Excerpted data start

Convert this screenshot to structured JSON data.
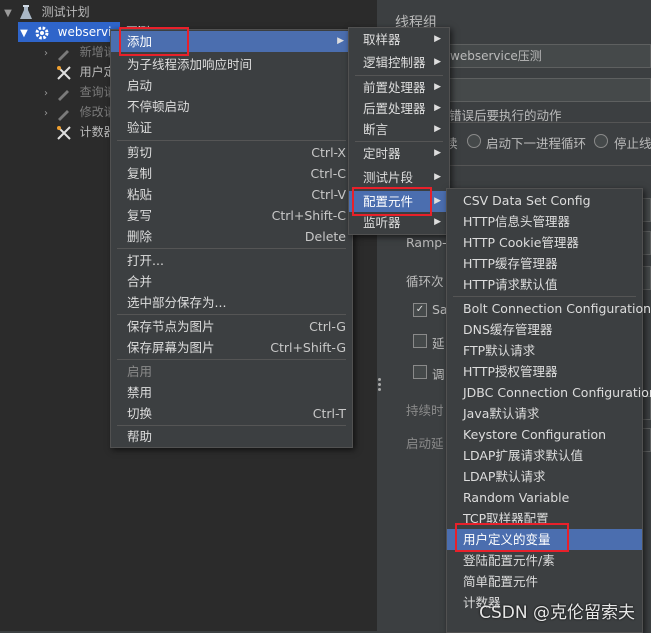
{
  "tree": {
    "plan": "测试计划",
    "group": "webservice压测",
    "children": [
      "新增请求",
      "用户定义的变量",
      "查询请求",
      "修改请求",
      "计数器"
    ]
  },
  "panel": {
    "title": "线程组",
    "name_value": "webservice压测",
    "error_action_label": "错误后要执行的动作",
    "opt_continue": "续",
    "opt_next_loop": "启动下一进程循环",
    "opt_stop": "停止线",
    "ramp_label": "Ramp-U",
    "loop_label": "循环次",
    "same_user": "Sa",
    "delay_label": "延",
    "sched_label": "调",
    "duration_label": "持续时",
    "startup_delay_label": "启动延"
  },
  "context_menu": {
    "add": "添加",
    "add_think_time": "为子线程添加响应时间",
    "start": "启动",
    "start_no_pause": "不停顿启动",
    "validate": "验证",
    "cut": "剪切",
    "cut_sc": "Ctrl-X",
    "copy": "复制",
    "copy_sc": "Ctrl-C",
    "paste": "粘贴",
    "paste_sc": "Ctrl-V",
    "duplicate": "复写",
    "duplicate_sc": "Ctrl+Shift-C",
    "delete": "删除",
    "delete_sc": "Delete",
    "open": "打开...",
    "merge": "合并",
    "save_selection": "选中部分保存为...",
    "save_node_image": "保存节点为图片",
    "save_node_image_sc": "Ctrl-G",
    "save_screen_image": "保存屏幕为图片",
    "save_screen_image_sc": "Ctrl+Shift-G",
    "enable": "启用",
    "disable": "禁用",
    "toggle": "切换",
    "toggle_sc": "Ctrl-T",
    "help": "帮助"
  },
  "add_menu": {
    "sampler": "取样器",
    "logic_controller": "逻辑控制器",
    "pre_processor": "前置处理器",
    "post_processor": "后置处理器",
    "assertion": "断言",
    "timer": "定时器",
    "test_fragment": "测试片段",
    "config_element": "配置元件",
    "listener": "监听器"
  },
  "config_menu": [
    "CSV Data Set Config",
    "HTTP信息头管理器",
    "HTTP Cookie管理器",
    "HTTP缓存管理器",
    "HTTP请求默认值",
    "Bolt Connection Configuration",
    "DNS缓存管理器",
    "FTP默认请求",
    "HTTP授权管理器",
    "JDBC Connection Configuration",
    "Java默认请求",
    "Keystore Configuration",
    "LDAP扩展请求默认值",
    "LDAP默认请求",
    "Random Variable",
    "TCP取样器配置",
    "用户定义的变量",
    "登陆配置元件/素",
    "简单配置元件",
    "计数器"
  ],
  "watermark": "CSDN @克伦留索夫",
  "colors": {
    "highlight": "#4b6eaf",
    "tree_selected": "#2f65ca",
    "annotation_red": "#e8202a"
  }
}
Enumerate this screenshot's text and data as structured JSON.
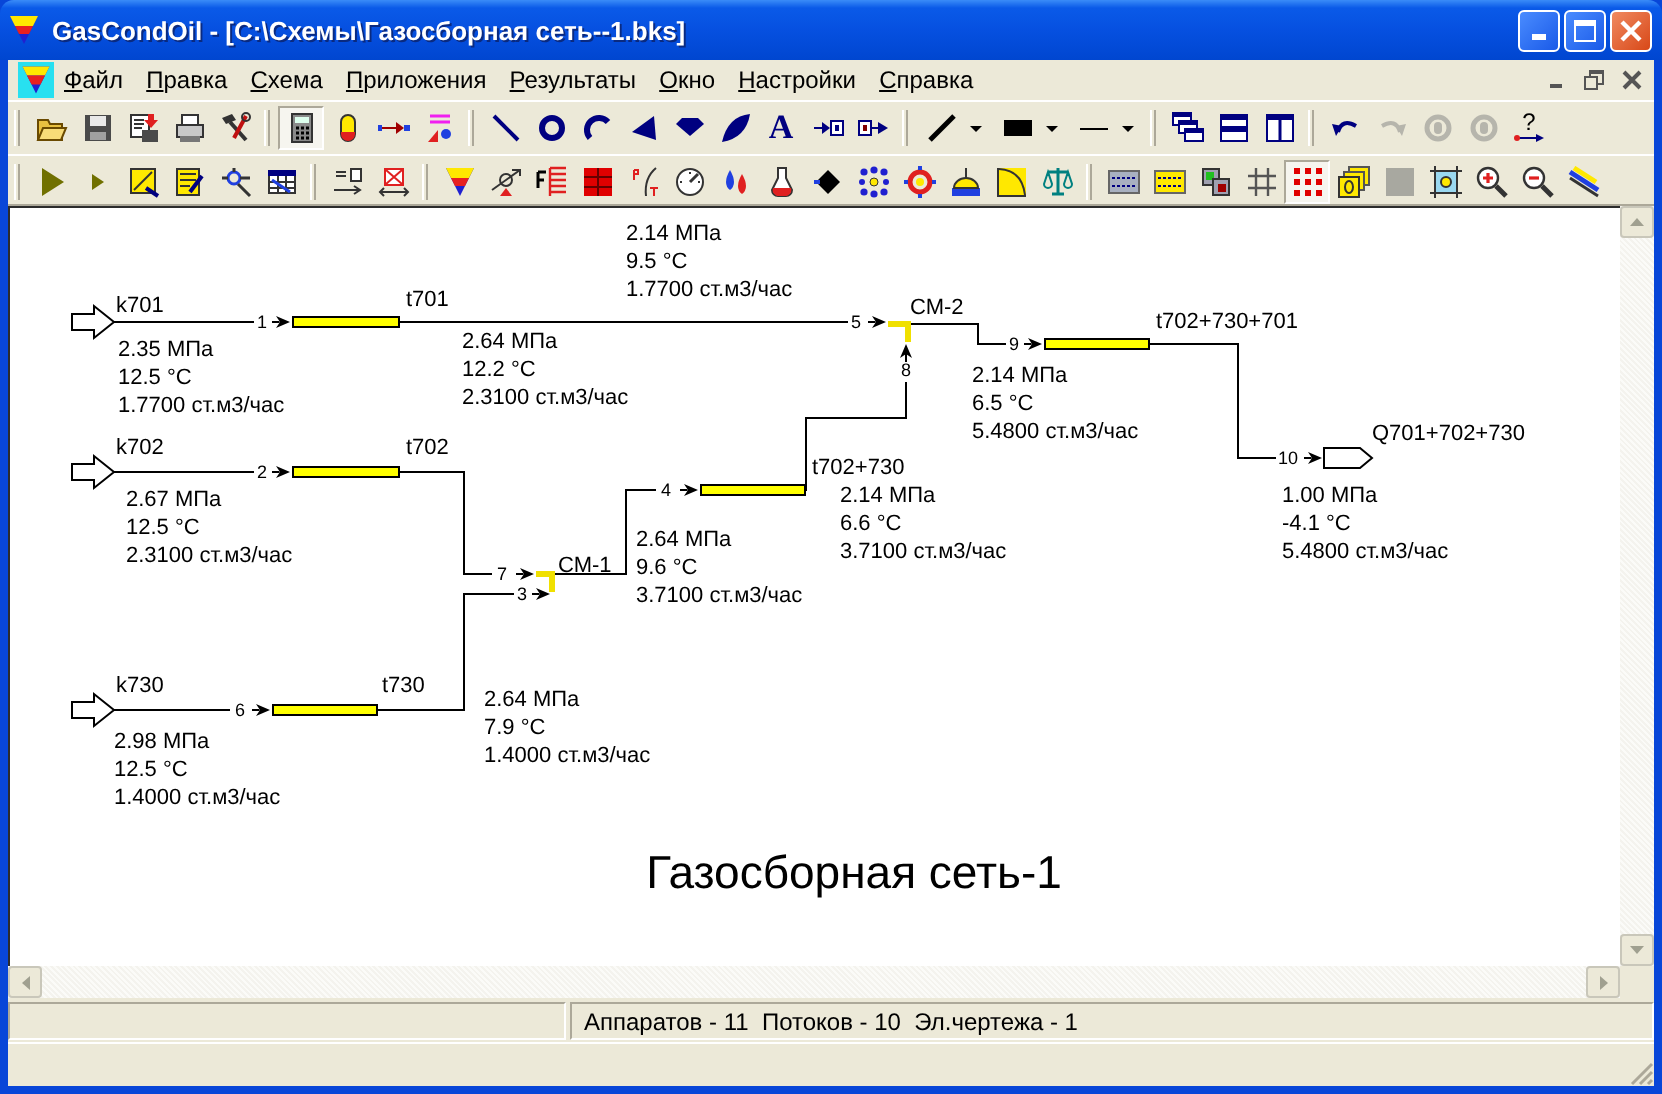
{
  "window": {
    "title": "GasCondOil - [C:\\Схемы\\Газосборная сеть--1.bks]"
  },
  "menu": {
    "items": [
      "Файл",
      "Правка",
      "Схема",
      "Приложения",
      "Результаты",
      "Окно",
      "Настройки",
      "Справка"
    ]
  },
  "toolbars": [
    {
      "groups": [
        [
          {
            "kind": "open",
            "pressed": false,
            "disabled": false
          },
          {
            "kind": "save",
            "pressed": false,
            "disabled": false
          },
          {
            "kind": "save-all",
            "pressed": false,
            "disabled": false
          },
          {
            "kind": "print",
            "pressed": false,
            "disabled": false
          },
          {
            "kind": "tools",
            "pressed": false,
            "disabled": false
          }
        ],
        [
          {
            "kind": "calculator",
            "pressed": true,
            "disabled": false
          },
          {
            "kind": "capsule",
            "pressed": false,
            "disabled": false
          },
          {
            "kind": "connector",
            "pressed": false,
            "disabled": false
          },
          {
            "kind": "text-style",
            "pressed": false,
            "disabled": false
          }
        ],
        [
          {
            "kind": "line",
            "pressed": false,
            "disabled": false
          },
          {
            "kind": "circle",
            "pressed": false,
            "disabled": false
          },
          {
            "kind": "arc",
            "pressed": false,
            "disabled": false
          },
          {
            "kind": "wedge",
            "pressed": false,
            "disabled": false
          },
          {
            "kind": "diamond",
            "pressed": false,
            "disabled": false
          },
          {
            "kind": "leaf",
            "pressed": false,
            "disabled": false
          },
          {
            "kind": "text",
            "glyph": "A",
            "pressed": false,
            "disabled": false
          },
          {
            "kind": "inlet",
            "pressed": false,
            "disabled": false
          },
          {
            "kind": "outlet",
            "pressed": false,
            "disabled": false
          }
        ],
        [
          {
            "kind": "line-style",
            "pressed": false,
            "disabled": false
          },
          {
            "kind": "fill-style",
            "pressed": false,
            "disabled": false
          },
          {
            "kind": "dash-style",
            "pressed": false,
            "disabled": false
          }
        ],
        [
          {
            "kind": "cascade",
            "pressed": false,
            "disabled": false
          },
          {
            "kind": "tile-horizontal",
            "pressed": false,
            "disabled": false
          },
          {
            "kind": "tile-vertical",
            "pressed": false,
            "disabled": false
          }
        ],
        [
          {
            "kind": "undo",
            "pressed": false,
            "disabled": false
          },
          {
            "kind": "redo",
            "pressed": false,
            "disabled": true
          },
          {
            "kind": "rotate-right",
            "pressed": false,
            "disabled": true
          },
          {
            "kind": "rotate-left",
            "pressed": false,
            "disabled": true
          },
          {
            "kind": "help",
            "glyph": "?",
            "pressed": false,
            "disabled": false
          }
        ]
      ]
    },
    {
      "groups": [
        [
          {
            "kind": "run",
            "pressed": false,
            "disabled": false
          },
          {
            "kind": "step",
            "pressed": false,
            "disabled": false
          },
          {
            "kind": "report",
            "pressed": false,
            "disabled": false
          },
          {
            "kind": "notes",
            "pressed": false,
            "disabled": false
          },
          {
            "kind": "network",
            "pressed": false,
            "disabled": false
          },
          {
            "kind": "table",
            "pressed": false,
            "disabled": false
          }
        ],
        [
          {
            "kind": "pt-arrow",
            "pressed": false,
            "disabled": false
          },
          {
            "kind": "delete-cross",
            "pressed": false,
            "disabled": false
          }
        ],
        [
          {
            "kind": "funnel",
            "pressed": false,
            "disabled": false
          },
          {
            "kind": "valve",
            "pressed": false,
            "disabled": false
          },
          {
            "kind": "fractions",
            "pressed": false,
            "disabled": false
          },
          {
            "kind": "red-grid",
            "pressed": false,
            "disabled": false
          },
          {
            "kind": "pt-curve",
            "pressed": false,
            "disabled": false
          },
          {
            "kind": "gauge",
            "pressed": false,
            "disabled": false
          },
          {
            "kind": "drops",
            "pressed": false,
            "disabled": false
          },
          {
            "kind": "flask",
            "pressed": false,
            "disabled": false
          },
          {
            "kind": "black-diamond",
            "pressed": false,
            "disabled": false
          },
          {
            "kind": "dots",
            "pressed": false,
            "disabled": false
          },
          {
            "kind": "target",
            "pressed": false,
            "disabled": false
          },
          {
            "kind": "dome",
            "pressed": false,
            "disabled": false
          },
          {
            "kind": "quarter",
            "pressed": false,
            "disabled": false
          },
          {
            "kind": "scales",
            "pressed": false,
            "disabled": false
          }
        ],
        [
          {
            "kind": "tag-gray",
            "pressed": false,
            "disabled": false
          },
          {
            "kind": "tag-yellow",
            "pressed": false,
            "disabled": false
          },
          {
            "kind": "layers",
            "pressed": false,
            "disabled": false
          },
          {
            "kind": "grid",
            "pressed": false,
            "disabled": false
          },
          {
            "kind": "dot-grid",
            "pressed": true,
            "disabled": false
          },
          {
            "kind": "stack",
            "pressed": false,
            "disabled": false
          },
          {
            "kind": "square",
            "pressed": false,
            "disabled": false
          },
          {
            "kind": "frame",
            "pressed": false,
            "disabled": false
          },
          {
            "kind": "zoom-in",
            "pressed": false,
            "disabled": false
          },
          {
            "kind": "zoom-out",
            "pressed": false,
            "disabled": false
          },
          {
            "kind": "brush",
            "pressed": false,
            "disabled": false
          }
        ]
      ]
    }
  ],
  "scheme": {
    "elements": [
      {
        "kind": "source",
        "name": "k701",
        "readings": [
          "2.35 МПа",
          "12.5 °C",
          "1.7700 ст.м3/час"
        ]
      },
      {
        "kind": "pipe",
        "name": "t701",
        "readings": [
          "2.14 МПа",
          "9.5 °C",
          "1.7700 ст.м3/час"
        ]
      },
      {
        "kind": "mixer",
        "name": "СМ-2",
        "readings": [
          "2.14 МПа",
          "6.5 °C",
          "5.4800 ст.м3/час"
        ]
      },
      {
        "kind": "pipe",
        "name": "t702+730+701",
        "readings": [
          "1.00 МПа",
          "-4.1 °C",
          "5.4800 ст.м3/час"
        ]
      },
      {
        "kind": "sink",
        "name": "Q701+702+730"
      },
      {
        "kind": "source",
        "name": "k702",
        "readings": [
          "2.67 МПа",
          "12.5 °C",
          "2.3100 ст.м3/час"
        ]
      },
      {
        "kind": "pipe",
        "name": "t702",
        "readings": [
          "2.64 МПа",
          "12.2 °C",
          "2.3100 ст.м3/час"
        ]
      },
      {
        "kind": "pipe",
        "name": "t702+730",
        "readings": [
          "2.14 МПа",
          "6.6 °C",
          "3.7100 ст.м3/час"
        ]
      },
      {
        "kind": "mixer",
        "name": "СМ-1",
        "readings": [
          "2.64 МПа",
          "9.6 °C",
          "3.7100 ст.м3/час"
        ]
      },
      {
        "kind": "source",
        "name": "k730",
        "readings": [
          "2.98 МПа",
          "12.5 °C",
          "1.4000 ст.м3/час"
        ]
      },
      {
        "kind": "pipe",
        "name": "t730",
        "readings": [
          "2.64 МПа",
          "7.9 °C",
          "1.4000 ст.м3/час"
        ]
      }
    ],
    "streams": [
      {
        "number": "1"
      },
      {
        "number": "2"
      },
      {
        "number": "3"
      },
      {
        "number": "4"
      },
      {
        "number": "5"
      },
      {
        "number": "6"
      },
      {
        "number": "7"
      },
      {
        "number": "8"
      },
      {
        "number": "9"
      },
      {
        "number": "10"
      }
    ],
    "title": "Газосборная сеть-1"
  },
  "status_bar": {
    "text": "Аппаратов - 11  Потоков - 10  Эл.чертежа - 1"
  }
}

Excerpted data end

## Job
Collect each line of the entries that has the word "Shift", copying it in full.

## The reply
    "duplicate_sc": "Ctrl+Shift-C",
    "save_screen_image_sc": "Ctrl+Shift-G",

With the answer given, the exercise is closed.